*What is expected:*
Print every entry exactly as written.

----- Records shown -----

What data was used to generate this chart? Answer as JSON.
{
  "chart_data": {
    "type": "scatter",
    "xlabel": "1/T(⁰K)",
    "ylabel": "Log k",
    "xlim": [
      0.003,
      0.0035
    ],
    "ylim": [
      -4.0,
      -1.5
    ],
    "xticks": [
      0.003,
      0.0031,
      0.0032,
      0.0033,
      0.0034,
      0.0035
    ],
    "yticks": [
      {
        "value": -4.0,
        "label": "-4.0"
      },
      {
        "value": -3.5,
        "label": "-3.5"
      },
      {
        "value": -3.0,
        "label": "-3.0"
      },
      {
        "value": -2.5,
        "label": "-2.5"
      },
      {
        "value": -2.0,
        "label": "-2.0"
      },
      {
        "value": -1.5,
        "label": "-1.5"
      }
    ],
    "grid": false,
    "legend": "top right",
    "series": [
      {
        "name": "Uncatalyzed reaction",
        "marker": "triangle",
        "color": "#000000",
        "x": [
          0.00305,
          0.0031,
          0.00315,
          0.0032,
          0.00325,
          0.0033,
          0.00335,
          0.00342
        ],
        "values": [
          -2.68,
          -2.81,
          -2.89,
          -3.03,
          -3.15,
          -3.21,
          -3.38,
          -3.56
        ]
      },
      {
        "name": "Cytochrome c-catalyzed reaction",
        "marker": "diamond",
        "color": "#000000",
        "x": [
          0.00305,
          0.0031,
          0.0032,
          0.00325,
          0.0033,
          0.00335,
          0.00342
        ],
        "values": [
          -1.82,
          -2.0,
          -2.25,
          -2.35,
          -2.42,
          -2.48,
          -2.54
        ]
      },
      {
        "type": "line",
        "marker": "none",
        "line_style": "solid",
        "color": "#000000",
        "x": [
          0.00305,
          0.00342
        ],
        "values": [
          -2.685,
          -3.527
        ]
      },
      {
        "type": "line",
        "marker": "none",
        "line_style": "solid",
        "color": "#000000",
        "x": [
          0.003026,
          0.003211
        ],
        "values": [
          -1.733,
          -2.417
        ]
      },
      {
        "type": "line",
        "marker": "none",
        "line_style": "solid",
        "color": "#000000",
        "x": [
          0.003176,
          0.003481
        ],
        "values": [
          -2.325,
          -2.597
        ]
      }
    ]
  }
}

-----

*Written solution:*
What data was used to generate this chart? Answer as JSON.
{
  "chart_data": {
    "type": "scatter",
    "xlabel": "1/T(⁰K)",
    "ylabel": "Log k",
    "xlim": [
      0.003,
      0.0035
    ],
    "ylim": [
      -4.0,
      -1.5
    ],
    "xticks": [
      0.003,
      0.0031,
      0.0032,
      0.0033,
      0.0034,
      0.0035
    ],
    "yticks": [
      {
        "value": -4.0,
        "label": "-4.0"
      },
      {
        "value": -3.5,
        "label": "-3.5"
      },
      {
        "value": -3.0,
        "label": "-3.0"
      },
      {
        "value": -2.5,
        "label": "-2.5"
      },
      {
        "value": -2.0,
        "label": "-2.0"
      },
      {
        "value": -1.5,
        "label": "-1.5"
      }
    ],
    "grid": false,
    "legend": "top right",
    "series": [
      {
        "name": "Uncatalyzed reaction",
        "marker": "triangle",
        "color": "#000000",
        "x": [
          0.00305,
          0.0031,
          0.00315,
          0.0032,
          0.00325,
          0.0033,
          0.00335,
          0.00342
        ],
        "values": [
          -2.68,
          -2.81,
          -2.89,
          -3.03,
          -3.15,
          -3.21,
          -3.38,
          -3.56
        ]
      },
      {
        "name": "Cytochrome c-catalyzed reaction",
        "marker": "diamond",
        "color": "#000000",
        "x": [
          0.00305,
          0.0031,
          0.0032,
          0.00325,
          0.0033,
          0.00335,
          0.00342
        ],
        "values": [
          -1.82,
          -2.0,
          -2.25,
          -2.35,
          -2.42,
          -2.48,
          -2.54
        ]
      },
      {
        "type": "line",
        "marker": "none",
        "line_style": "solid",
        "color": "#000000",
        "x": [
          0.00305,
          0.00342
        ],
        "values": [
          -2.685,
          -3.527
        ]
      },
      {
        "type": "line",
        "marker": "none",
        "line_style": "solid",
        "color": "#000000",
        "x": [
          0.003026,
          0.003211
        ],
        "values": [
          -1.733,
          -2.417
        ]
      },
      {
        "type": "line",
        "marker": "none",
        "line_style": "solid",
        "color": "#000000",
        "x": [
          0.003176,
          0.003481
        ],
        "values": [
          -2.325,
          -2.597
        ]
      }
    ]
  }
}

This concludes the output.